::: Input material

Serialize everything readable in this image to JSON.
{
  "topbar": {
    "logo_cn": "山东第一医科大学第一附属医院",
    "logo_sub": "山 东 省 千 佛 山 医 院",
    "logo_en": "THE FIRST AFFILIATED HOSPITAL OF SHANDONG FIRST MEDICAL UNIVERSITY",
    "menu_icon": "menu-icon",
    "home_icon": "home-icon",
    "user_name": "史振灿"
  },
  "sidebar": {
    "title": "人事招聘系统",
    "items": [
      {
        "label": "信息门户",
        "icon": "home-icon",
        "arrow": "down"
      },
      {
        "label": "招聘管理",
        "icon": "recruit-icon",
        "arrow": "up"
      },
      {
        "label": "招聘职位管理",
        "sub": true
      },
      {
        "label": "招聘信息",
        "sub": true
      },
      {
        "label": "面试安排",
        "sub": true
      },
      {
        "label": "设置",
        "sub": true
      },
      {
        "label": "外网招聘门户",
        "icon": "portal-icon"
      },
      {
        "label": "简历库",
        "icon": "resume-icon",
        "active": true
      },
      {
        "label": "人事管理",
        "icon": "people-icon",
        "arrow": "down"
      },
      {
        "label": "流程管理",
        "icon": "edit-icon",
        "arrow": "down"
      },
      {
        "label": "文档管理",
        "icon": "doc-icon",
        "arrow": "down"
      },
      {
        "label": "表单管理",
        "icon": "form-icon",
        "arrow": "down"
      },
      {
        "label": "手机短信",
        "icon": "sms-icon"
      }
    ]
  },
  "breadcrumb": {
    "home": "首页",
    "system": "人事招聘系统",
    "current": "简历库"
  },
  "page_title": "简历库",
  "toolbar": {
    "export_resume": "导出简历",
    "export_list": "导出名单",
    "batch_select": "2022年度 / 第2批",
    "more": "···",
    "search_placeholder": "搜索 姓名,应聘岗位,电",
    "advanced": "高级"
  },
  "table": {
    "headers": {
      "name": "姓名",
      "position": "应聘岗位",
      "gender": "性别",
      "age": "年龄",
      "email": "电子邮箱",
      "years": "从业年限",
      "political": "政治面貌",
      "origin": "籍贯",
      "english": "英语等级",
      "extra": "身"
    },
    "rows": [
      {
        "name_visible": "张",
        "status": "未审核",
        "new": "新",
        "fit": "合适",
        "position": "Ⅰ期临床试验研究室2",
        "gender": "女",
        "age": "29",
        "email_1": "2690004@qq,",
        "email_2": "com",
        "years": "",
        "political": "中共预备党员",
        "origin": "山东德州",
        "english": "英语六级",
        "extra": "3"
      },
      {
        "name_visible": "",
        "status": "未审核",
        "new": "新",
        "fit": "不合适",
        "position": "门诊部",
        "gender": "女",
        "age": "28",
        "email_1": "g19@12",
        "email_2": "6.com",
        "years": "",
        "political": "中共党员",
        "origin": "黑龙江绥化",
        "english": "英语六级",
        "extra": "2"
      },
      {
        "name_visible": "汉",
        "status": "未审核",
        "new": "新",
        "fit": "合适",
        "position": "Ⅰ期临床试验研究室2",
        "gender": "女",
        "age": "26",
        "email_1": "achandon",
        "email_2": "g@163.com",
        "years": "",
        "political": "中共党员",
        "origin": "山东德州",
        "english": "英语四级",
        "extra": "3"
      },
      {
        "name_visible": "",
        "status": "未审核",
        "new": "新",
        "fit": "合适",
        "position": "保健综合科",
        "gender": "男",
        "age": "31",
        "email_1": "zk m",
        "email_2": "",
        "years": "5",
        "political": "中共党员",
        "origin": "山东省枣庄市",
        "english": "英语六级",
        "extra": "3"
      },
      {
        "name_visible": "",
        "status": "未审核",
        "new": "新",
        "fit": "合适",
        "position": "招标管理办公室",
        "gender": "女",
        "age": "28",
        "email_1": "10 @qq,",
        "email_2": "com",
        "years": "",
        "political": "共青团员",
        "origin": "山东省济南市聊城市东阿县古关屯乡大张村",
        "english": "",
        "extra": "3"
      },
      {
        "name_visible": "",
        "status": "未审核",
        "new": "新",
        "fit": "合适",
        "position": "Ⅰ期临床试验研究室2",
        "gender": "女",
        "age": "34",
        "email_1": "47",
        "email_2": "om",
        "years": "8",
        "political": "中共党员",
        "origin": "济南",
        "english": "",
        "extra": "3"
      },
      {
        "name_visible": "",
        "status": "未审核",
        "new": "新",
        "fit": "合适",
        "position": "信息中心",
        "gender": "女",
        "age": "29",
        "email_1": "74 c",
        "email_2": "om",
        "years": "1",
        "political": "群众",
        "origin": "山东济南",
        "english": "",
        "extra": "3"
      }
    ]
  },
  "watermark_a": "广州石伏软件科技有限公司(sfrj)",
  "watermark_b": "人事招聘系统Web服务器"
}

::::::

## [Exercise details]
Whenever "icon" turns up in a line, pick that line out.

## [Written response]
    "menu_icon": "menu-icon",
    "home_icon": "home-icon",
        "icon": "home-icon",
        "icon": "recruit-icon",
        "icon": "portal-icon"
        "icon": "resume-icon",
        "icon": "people-icon",
        "icon": "edit-icon",
        "icon": "doc-icon",
        "icon": "form-icon",
        "icon": "sms-icon"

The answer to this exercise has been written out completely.